They post about the problem in problem language. If everyone uses your product category as a label ("we use X for Y"), it's a vendor-aware community and may be saturated with competitors. If people describe symptoms instead of categories, the community is earlier-funnel and usually more open to non-promotional contributions.
A subreddit can be perfectly on-topic and still be the wrong community if the people there can't actually buy what you sell.
Step 5: Then pick the subreddits
Now you've got the inputs. Identity, problem language, validated overlaps with existing customers.
Translating that into a 5 to 10 subreddit portfolio with the right hub-and-spoke mix is the next step. It builds directly on the audience definition you just did, and the order matters: subreddit selection is downstream of audience clarity, never the reverse.
Once your portfolio is set, layer a tight 15-minute daily routine so you actually engage instead of just researching.
Common audience-definition mistakes
- Picking the broadest audience. "Founders" or "marketers" is too wide to be useful. Narrow until you have a 3-line description of a specific person.
- Confusing audience with influencers. r/Entrepreneur is full of founders. Most of them don't buy each other's products. Be honest about whether your audience is doers or peers.
- Starting from your product's feature set. Your buyer doesn't think about features, they think about a problem in their week. Start there.
A few more in our list of Reddit marketing mistakes. For finding the high-intent threads once you're in the right subreddits, the four high-intent thread patterns is the next read.
The bottom line
Reddit's discovery features are designed around topics, not audiences. To find your audience, you have to define them first in identity terms, then capture how they phrase their problem, then go look in the spaces where that language is in use.
Skip that and you end up "doing Reddit marketing" in subreddits where your buyer never goes.
FAQ
Frequently asked questions
What if my product targets multiple audience segments?
Start with the one segment that's most active on Reddit, even if it's not your biggest customer base. You'll learn how the channel works for that segment, then expand. Trying to target three audiences at once on Reddit usually means you fail with all three because the subreddits, problem language, and tone are different for each.
How specific should my buyer description be?

Listed entries:
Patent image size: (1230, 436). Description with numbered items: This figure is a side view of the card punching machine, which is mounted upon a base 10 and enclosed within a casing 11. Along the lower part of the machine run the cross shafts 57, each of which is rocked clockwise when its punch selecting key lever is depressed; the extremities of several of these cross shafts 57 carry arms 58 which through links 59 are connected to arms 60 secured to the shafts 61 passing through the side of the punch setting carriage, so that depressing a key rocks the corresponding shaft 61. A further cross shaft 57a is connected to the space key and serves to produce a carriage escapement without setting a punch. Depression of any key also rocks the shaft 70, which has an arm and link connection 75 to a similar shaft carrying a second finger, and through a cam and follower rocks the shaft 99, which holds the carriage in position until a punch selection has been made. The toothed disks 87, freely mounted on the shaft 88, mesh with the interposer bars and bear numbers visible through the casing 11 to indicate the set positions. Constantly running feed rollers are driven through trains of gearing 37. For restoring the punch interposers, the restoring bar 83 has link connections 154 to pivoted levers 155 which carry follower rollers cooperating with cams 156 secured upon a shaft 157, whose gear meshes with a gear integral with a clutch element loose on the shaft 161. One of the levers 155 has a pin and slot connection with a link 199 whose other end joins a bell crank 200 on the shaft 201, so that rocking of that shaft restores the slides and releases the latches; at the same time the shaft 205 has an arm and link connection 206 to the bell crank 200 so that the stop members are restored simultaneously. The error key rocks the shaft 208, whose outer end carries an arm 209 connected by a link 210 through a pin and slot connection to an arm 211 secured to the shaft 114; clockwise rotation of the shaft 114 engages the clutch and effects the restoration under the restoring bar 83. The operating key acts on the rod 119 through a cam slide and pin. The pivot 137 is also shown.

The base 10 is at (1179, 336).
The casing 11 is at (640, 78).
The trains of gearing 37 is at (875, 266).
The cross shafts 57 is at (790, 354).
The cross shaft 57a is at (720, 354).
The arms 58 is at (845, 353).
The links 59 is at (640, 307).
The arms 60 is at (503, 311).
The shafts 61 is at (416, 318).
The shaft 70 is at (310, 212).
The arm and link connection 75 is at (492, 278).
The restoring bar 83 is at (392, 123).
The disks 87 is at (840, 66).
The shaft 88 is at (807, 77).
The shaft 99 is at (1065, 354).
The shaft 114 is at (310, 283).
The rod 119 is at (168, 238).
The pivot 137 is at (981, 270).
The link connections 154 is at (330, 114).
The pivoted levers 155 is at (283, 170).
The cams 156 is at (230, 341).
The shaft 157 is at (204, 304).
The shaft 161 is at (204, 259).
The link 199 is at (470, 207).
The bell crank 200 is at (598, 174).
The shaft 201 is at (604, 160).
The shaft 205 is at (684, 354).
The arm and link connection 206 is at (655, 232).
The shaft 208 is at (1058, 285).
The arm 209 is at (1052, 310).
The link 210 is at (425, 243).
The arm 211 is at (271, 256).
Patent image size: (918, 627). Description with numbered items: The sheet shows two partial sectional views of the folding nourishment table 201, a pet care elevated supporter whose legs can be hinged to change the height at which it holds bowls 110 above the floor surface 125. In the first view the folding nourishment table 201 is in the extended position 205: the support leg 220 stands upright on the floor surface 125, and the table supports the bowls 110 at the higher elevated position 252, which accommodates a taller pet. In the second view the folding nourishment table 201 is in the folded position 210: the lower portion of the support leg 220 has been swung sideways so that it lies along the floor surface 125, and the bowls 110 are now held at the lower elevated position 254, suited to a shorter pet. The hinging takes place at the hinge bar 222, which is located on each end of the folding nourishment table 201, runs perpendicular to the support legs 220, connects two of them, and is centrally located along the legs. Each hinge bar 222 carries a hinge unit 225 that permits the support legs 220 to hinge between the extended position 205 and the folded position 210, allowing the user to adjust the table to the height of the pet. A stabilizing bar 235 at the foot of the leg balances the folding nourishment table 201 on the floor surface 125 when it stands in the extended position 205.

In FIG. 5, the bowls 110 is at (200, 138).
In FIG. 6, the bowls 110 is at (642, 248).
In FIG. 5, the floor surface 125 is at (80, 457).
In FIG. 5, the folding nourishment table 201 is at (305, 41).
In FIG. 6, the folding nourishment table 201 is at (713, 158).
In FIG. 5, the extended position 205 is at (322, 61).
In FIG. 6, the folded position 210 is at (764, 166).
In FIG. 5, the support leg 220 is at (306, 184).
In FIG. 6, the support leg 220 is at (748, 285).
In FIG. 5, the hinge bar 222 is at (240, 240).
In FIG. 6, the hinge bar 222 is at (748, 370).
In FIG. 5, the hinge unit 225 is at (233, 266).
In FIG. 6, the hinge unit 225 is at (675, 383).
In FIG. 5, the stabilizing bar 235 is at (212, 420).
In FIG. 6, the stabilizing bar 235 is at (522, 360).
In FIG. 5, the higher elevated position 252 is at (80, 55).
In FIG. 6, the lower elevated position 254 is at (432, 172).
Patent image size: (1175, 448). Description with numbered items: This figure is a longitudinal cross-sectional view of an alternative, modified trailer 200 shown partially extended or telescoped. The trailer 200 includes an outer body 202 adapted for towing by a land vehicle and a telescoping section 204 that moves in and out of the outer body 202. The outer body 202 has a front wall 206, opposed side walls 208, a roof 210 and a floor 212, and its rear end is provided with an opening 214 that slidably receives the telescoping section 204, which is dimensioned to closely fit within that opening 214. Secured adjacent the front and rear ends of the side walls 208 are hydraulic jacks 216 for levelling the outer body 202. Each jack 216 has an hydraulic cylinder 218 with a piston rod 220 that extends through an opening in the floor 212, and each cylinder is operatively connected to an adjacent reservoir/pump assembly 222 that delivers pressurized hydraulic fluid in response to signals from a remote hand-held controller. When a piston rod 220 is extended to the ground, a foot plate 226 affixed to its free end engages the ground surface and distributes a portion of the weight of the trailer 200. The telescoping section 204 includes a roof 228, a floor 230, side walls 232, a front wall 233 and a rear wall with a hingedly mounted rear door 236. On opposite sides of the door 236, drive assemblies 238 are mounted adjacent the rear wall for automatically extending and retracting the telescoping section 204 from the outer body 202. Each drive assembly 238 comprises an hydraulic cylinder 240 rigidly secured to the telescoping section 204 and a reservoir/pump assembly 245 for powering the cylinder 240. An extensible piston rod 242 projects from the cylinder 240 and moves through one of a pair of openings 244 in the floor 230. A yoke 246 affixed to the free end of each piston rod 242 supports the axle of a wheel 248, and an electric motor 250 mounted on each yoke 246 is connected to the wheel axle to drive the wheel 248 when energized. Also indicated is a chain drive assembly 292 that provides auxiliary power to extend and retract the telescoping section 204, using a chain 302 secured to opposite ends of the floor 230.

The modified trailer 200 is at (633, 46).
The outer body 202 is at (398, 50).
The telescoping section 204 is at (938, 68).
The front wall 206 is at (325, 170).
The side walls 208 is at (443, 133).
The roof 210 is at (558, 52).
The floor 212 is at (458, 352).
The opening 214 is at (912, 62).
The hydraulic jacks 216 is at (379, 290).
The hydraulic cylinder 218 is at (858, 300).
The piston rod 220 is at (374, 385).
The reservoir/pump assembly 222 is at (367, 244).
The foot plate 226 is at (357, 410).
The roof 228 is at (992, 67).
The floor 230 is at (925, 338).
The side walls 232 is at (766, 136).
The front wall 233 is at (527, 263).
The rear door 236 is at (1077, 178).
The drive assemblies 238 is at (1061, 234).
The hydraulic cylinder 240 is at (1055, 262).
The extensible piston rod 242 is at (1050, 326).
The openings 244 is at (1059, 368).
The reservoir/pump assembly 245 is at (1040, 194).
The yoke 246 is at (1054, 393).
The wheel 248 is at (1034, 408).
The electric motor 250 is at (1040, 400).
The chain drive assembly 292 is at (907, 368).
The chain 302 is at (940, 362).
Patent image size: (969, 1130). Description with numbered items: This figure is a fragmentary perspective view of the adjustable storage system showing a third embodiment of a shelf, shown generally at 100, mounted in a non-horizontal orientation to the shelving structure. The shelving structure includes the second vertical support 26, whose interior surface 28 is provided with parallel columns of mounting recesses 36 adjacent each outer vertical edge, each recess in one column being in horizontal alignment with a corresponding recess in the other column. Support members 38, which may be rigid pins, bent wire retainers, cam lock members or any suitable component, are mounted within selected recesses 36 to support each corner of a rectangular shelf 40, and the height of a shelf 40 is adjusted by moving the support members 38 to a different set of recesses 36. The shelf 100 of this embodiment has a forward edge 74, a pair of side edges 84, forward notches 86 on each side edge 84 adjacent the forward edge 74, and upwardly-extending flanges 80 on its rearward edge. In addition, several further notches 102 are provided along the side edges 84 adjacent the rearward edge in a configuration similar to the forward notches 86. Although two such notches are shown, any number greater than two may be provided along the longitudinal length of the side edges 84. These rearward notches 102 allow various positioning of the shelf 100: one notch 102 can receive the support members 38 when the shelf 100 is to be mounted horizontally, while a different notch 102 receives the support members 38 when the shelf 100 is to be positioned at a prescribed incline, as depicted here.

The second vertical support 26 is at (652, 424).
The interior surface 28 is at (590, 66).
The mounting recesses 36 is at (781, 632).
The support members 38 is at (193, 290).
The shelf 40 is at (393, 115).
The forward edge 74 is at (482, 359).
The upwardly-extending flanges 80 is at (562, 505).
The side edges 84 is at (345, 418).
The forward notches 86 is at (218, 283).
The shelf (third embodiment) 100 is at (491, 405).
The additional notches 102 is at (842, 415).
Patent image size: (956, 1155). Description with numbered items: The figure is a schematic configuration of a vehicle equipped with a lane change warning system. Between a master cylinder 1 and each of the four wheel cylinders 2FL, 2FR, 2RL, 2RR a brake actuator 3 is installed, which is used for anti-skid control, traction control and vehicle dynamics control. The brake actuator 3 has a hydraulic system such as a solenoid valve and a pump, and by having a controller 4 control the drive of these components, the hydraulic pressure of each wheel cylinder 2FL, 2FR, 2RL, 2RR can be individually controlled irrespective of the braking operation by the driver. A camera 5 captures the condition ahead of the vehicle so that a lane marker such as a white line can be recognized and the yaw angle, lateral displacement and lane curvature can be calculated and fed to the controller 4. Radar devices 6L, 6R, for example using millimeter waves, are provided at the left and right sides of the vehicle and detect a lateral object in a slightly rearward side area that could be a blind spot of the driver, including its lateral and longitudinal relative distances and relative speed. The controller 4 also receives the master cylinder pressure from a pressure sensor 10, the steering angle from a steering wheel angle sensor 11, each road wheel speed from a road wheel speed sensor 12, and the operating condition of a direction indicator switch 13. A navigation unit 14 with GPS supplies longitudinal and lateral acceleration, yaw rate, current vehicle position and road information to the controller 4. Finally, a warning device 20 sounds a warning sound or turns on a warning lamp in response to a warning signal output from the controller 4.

Explore the material:
1 - In the article on finding a Reddit audience, rewrite the passage starting with "Skip that and" and going on through "multiple audience segments?", substituting "customer" for "buyer".
2 - In the article on finding a Reddit audience, how long is the daily routine it recommends once the subreddit portfolio is set?
3 - Decide whether each statement agrees with the article on finding a Reddit audience. Answer yes or no, and quote the deciding words.
(a) For a product with several audience segments, you should start with the segment that is your biggest customer base.
(b) The recommended subreddit portfolio has 5 to 10 subreddits.
(c) Choosing subreddits should come before defining the audience.

Response list:
1 -
Skip that and you end up "doing Reddit marketing" in subreddits where your customer never goes.
FAQ
Frequently asked questions
What if my product targets multiple audience segments?

2 - 15 minutes.

3 -
(a) No: "Start with the one segment that's most active on Reddit, even if it's not your biggest customer base."
(b) Yes: "a 5 to 10 subreddit portfolio"
(c) No: "subreddit selection is downstream of audience clarity, never the reverse."